Entries from a dataset:
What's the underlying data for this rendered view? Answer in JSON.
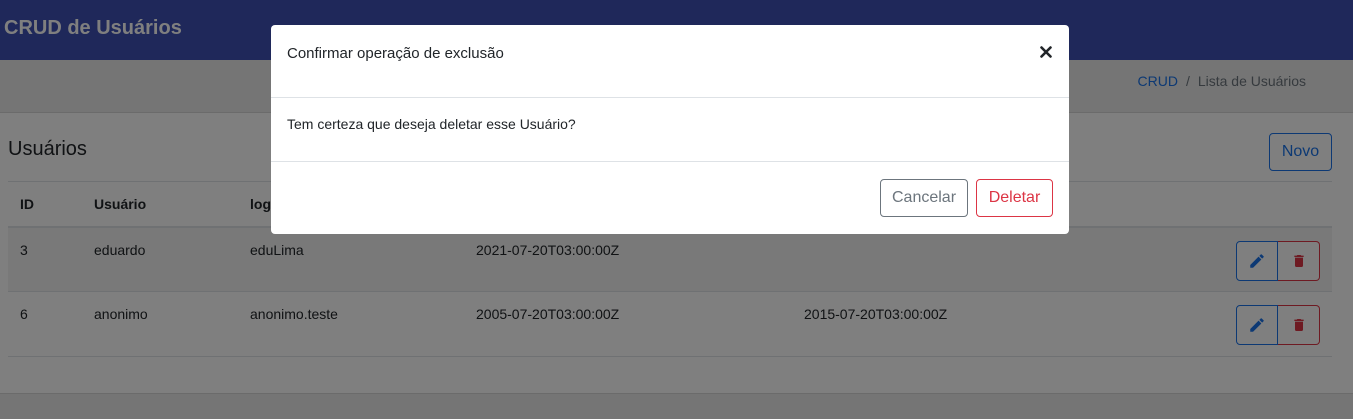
{
  "app": {
    "title": "CRUD de Usuários"
  },
  "breadcrumb": {
    "items": [
      "CRUD",
      "Lista de Usuários"
    ],
    "separator": "/"
  },
  "page": {
    "title": "Usuários",
    "new_button_label": "Novo"
  },
  "table": {
    "headers": [
      "ID",
      "Usuário",
      "login"
    ],
    "rows": [
      {
        "id": "3",
        "user": "eduardo",
        "login": "eduLima",
        "date1": "2021-07-20T03:00:00Z",
        "date2": ""
      },
      {
        "id": "6",
        "user": "anonimo",
        "login": "anonimo.teste",
        "date1": "2005-07-20T03:00:00Z",
        "date2": "2015-07-20T03:00:00Z"
      }
    ],
    "row_actions": [
      "pencil-icon",
      "trash-icon"
    ]
  },
  "modal": {
    "title": "Confirmar operação de exclusão",
    "close_label": "×",
    "body": "Tem certeza que deseja deletar esse Usuário?",
    "cancel_label": "Cancelar",
    "delete_label": "Deletar"
  },
  "colors": {
    "navbar": "#3f51b5",
    "primary": "#1a73e8",
    "danger": "#dc3545",
    "secondary": "#6c757d"
  }
}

**Description of the task:**
The material above holds pictures; copy everything else in it exactly.

**Result of the exercise:**
What's the underlying data for this rendered view? Answer in JSON.
{
  "app": {
    "title": "CRUD de Usuários"
  },
  "breadcrumb": {
    "items": [
      "CRUD",
      "Lista de Usuários"
    ],
    "separator": "/"
  },
  "page": {
    "title": "Usuários",
    "new_button_label": "Novo"
  },
  "table": {
    "headers": [
      "ID",
      "Usuário",
      "login"
    ],
    "rows": [
      {
        "id": "3",
        "user": "eduardo",
        "login": "eduLima",
        "date1": "2021-07-20T03:00:00Z",
        "date2": ""
      },
      {
        "id": "6",
        "user": "anonimo",
        "login": "anonimo.teste",
        "date1": "2005-07-20T03:00:00Z",
        "date2": "2015-07-20T03:00:00Z"
      }
    ],
    "row_actions": [
      "pencil-icon",
      "trash-icon"
    ]
  },
  "modal": {
    "title": "Confirmar operação de exclusão",
    "close_label": "×",
    "body": "Tem certeza que deseja deletar esse Usuário?",
    "cancel_label": "Cancelar",
    "delete_label": "Deletar"
  },
  "colors": {
    "navbar": "#3f51b5",
    "primary": "#1a73e8",
    "danger": "#dc3545",
    "secondary": "#6c757d"
  }
}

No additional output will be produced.